▶ _Stored entries_:
══════

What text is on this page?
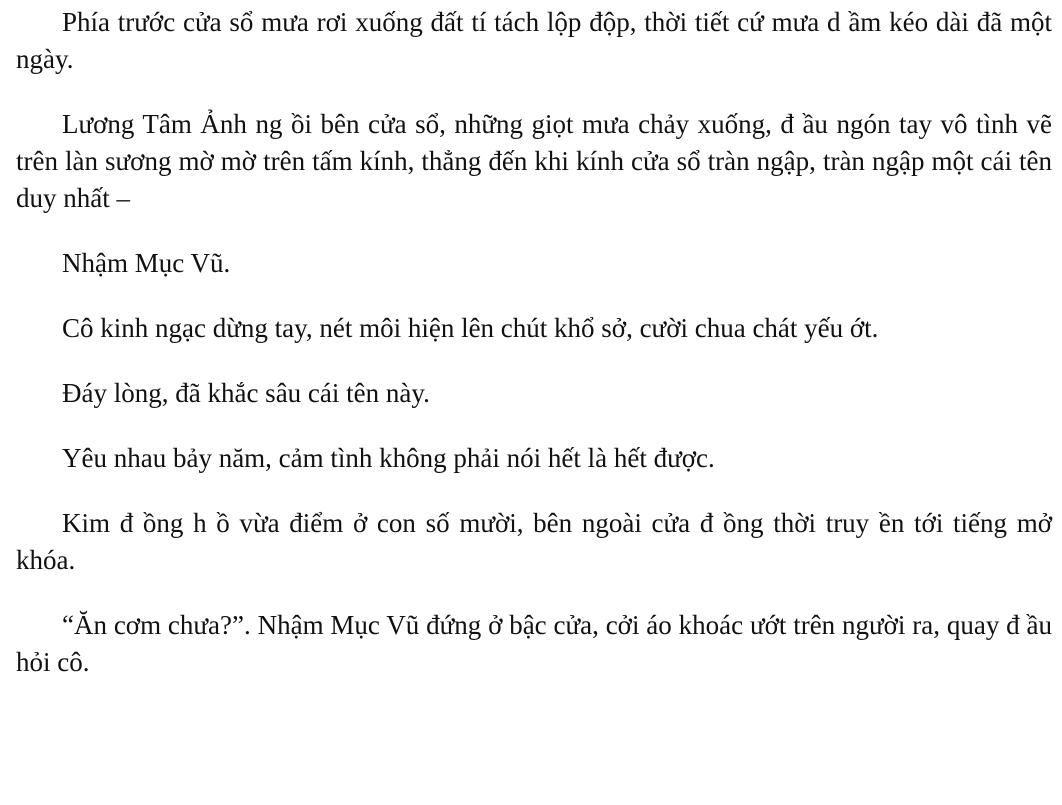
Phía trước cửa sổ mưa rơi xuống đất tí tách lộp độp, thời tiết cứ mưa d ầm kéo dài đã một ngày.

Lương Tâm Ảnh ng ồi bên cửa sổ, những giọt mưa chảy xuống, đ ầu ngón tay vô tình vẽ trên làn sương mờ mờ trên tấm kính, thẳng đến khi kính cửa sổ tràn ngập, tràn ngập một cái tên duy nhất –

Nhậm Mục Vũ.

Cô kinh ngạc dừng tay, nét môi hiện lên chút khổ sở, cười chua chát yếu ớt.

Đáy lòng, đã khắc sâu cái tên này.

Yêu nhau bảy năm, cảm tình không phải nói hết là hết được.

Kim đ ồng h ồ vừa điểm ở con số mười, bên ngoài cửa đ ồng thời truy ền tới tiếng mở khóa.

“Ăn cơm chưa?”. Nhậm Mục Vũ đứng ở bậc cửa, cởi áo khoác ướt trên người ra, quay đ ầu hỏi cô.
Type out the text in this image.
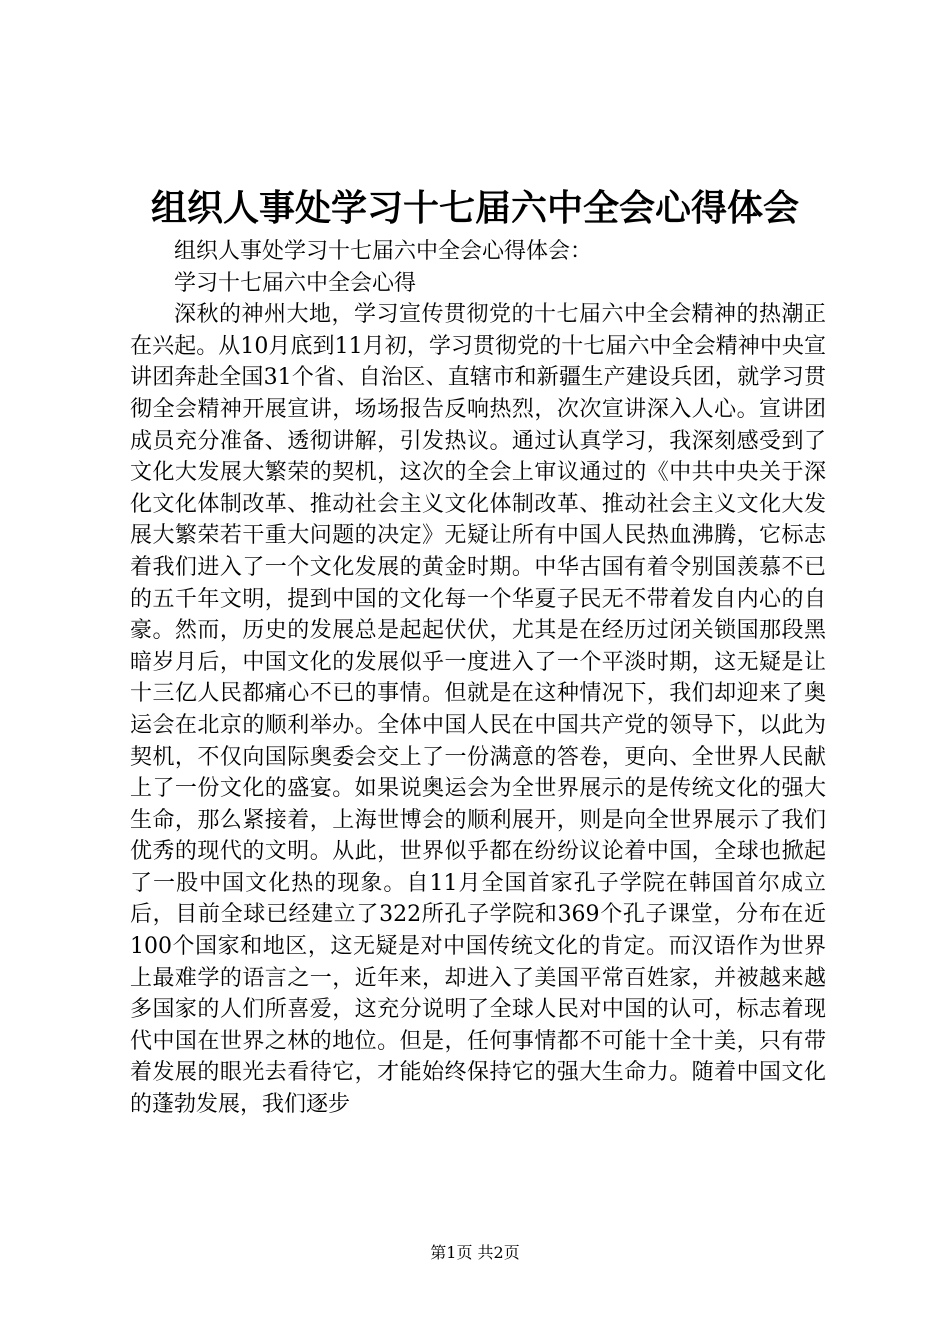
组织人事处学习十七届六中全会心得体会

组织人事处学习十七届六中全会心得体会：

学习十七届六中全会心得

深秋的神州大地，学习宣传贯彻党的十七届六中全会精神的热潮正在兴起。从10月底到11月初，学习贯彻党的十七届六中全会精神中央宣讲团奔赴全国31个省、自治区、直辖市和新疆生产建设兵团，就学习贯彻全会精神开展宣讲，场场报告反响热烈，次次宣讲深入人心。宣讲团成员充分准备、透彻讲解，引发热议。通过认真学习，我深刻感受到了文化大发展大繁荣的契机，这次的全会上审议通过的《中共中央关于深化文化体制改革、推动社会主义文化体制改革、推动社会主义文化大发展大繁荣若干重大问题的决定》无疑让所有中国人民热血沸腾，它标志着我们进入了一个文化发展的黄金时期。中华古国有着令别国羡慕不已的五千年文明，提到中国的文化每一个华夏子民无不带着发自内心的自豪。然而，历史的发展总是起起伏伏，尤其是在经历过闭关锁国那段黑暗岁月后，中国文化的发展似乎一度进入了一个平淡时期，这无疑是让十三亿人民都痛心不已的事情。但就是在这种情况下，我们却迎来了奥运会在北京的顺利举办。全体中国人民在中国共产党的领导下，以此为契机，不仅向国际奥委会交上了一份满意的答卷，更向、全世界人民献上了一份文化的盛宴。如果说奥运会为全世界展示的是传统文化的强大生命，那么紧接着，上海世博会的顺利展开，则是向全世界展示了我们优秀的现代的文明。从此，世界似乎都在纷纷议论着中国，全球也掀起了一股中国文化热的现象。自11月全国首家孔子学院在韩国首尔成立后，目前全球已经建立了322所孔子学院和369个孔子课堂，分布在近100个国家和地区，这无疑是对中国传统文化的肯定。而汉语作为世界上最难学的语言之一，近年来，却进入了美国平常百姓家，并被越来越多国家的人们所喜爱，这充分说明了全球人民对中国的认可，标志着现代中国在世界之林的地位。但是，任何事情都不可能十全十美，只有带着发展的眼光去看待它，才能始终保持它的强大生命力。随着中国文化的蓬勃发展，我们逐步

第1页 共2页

══════

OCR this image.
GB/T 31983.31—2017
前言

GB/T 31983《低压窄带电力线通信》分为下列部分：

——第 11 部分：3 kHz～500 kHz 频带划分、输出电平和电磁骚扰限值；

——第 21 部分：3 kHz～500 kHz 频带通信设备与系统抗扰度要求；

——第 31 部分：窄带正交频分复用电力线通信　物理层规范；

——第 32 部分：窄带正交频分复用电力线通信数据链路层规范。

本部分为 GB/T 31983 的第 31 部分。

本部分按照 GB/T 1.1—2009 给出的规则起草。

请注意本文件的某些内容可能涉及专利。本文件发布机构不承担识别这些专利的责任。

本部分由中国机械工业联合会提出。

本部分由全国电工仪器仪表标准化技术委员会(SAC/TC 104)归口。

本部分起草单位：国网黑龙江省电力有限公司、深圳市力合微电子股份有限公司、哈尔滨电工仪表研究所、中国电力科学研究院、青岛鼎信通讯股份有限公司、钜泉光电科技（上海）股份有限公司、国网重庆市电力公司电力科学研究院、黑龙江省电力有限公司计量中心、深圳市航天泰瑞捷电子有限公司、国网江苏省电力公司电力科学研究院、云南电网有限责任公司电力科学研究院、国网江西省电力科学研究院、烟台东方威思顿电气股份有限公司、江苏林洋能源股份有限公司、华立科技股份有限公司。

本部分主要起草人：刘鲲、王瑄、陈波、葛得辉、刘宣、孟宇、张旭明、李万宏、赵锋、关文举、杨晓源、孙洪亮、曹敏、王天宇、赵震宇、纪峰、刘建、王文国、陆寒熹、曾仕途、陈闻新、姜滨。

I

══════

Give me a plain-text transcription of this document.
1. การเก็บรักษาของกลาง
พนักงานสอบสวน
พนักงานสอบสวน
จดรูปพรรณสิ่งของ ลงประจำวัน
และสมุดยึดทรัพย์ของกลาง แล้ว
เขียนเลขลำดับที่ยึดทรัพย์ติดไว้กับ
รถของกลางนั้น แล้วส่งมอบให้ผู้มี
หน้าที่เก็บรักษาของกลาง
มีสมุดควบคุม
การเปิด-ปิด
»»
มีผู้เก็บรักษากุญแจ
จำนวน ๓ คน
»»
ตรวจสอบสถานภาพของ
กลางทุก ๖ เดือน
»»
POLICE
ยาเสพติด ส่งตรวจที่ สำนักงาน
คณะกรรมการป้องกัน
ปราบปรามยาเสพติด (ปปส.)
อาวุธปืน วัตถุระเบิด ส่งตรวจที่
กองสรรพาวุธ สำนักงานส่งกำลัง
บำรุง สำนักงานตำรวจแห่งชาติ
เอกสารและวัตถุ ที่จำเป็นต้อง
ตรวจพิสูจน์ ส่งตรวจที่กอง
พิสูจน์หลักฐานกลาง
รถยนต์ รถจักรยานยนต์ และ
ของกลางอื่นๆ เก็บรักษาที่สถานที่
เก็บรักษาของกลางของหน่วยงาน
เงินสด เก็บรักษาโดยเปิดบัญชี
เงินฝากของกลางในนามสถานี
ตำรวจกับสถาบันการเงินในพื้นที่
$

══════

▶ _What is needed_: Lines that include the word "this" are to be extracted from the data above.

▶ _Response to the task_:
What text is on this page?
Type out the text in this image.
OCR this image.
Give me a plain-text transcription of this document.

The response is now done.